(Figure contents as structured data)

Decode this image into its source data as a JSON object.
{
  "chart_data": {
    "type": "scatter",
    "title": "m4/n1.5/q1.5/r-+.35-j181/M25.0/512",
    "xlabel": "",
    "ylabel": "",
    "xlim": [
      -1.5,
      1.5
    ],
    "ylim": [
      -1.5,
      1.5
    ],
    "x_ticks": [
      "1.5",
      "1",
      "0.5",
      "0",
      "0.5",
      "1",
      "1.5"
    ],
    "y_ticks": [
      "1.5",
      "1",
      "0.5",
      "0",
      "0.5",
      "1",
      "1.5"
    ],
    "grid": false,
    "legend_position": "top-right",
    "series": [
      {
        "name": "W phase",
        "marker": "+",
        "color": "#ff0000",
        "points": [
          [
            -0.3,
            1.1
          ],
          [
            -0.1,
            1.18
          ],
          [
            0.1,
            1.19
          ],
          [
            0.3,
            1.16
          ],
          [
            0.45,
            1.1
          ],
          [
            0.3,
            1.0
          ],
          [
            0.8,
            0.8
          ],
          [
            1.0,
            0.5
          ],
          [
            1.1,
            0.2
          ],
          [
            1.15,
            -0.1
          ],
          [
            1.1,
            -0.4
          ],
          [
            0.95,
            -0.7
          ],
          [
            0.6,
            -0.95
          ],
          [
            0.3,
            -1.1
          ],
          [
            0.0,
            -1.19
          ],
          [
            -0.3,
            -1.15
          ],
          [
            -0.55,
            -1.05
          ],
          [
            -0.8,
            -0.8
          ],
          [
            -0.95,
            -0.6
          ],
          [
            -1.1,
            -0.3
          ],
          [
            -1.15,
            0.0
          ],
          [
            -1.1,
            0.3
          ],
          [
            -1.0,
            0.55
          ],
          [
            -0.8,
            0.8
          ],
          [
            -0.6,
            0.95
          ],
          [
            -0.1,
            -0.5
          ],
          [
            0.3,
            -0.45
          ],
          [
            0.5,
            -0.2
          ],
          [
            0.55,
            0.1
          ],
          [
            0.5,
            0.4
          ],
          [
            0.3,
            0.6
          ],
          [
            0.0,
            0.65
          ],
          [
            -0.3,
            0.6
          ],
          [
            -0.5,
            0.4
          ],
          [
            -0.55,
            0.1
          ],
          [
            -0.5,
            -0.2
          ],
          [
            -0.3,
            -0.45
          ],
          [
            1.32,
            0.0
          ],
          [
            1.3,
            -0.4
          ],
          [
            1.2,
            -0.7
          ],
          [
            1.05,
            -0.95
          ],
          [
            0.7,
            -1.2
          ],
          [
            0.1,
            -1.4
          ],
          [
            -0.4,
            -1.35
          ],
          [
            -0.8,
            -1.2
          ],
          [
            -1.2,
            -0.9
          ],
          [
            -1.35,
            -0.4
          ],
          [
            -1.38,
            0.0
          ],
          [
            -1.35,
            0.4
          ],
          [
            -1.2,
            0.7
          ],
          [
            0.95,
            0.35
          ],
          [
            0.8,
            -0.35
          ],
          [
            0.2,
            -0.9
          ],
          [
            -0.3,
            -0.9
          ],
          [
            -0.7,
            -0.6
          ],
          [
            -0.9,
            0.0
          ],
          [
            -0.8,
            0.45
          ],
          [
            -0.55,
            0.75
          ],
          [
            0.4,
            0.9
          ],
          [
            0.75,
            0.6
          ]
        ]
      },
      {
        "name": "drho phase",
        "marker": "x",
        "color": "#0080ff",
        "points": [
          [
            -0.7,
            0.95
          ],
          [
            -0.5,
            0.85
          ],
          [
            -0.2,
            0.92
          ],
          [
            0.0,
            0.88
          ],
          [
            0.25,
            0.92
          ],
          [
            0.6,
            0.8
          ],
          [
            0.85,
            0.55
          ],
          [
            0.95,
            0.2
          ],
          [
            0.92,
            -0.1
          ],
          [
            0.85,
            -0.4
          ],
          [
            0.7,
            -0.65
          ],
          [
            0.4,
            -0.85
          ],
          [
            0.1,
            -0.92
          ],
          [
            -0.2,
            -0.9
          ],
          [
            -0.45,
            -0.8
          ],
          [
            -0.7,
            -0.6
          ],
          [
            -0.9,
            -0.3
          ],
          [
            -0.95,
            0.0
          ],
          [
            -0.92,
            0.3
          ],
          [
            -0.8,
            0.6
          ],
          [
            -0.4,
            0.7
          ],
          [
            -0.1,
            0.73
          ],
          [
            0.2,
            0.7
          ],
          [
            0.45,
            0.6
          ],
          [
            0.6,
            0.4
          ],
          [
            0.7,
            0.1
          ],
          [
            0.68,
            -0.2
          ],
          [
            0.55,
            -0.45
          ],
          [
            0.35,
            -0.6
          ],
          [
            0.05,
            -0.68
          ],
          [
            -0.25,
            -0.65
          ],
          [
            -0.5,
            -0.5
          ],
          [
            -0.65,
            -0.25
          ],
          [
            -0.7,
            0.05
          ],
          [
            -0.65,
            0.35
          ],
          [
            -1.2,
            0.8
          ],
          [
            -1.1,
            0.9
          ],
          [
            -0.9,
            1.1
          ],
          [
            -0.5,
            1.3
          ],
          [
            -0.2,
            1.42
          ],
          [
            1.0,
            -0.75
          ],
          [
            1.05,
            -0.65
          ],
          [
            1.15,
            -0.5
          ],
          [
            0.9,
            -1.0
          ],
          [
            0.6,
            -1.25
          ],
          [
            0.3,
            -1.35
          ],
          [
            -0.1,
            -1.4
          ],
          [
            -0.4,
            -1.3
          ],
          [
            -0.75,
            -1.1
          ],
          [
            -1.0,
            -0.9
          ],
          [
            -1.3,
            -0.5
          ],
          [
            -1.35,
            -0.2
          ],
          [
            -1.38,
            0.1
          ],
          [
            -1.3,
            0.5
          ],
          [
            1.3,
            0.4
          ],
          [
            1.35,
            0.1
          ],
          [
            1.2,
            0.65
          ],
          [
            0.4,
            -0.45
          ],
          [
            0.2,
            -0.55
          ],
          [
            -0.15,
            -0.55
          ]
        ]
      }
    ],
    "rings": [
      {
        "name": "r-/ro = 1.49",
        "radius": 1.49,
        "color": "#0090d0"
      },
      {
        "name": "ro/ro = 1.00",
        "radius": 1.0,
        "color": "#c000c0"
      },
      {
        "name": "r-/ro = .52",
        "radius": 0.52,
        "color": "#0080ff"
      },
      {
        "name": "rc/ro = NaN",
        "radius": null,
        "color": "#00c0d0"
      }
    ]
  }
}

Task to complete
Identify each line in the records above that contains the word "color", and copy it out in full.

Expected output
        "color": "#ff0000",
        "color": "#0080ff",
        "color": "#0090d0"
        "color": "#c000c0"
        "color": "#0080ff"
        "color": "#00c0d0"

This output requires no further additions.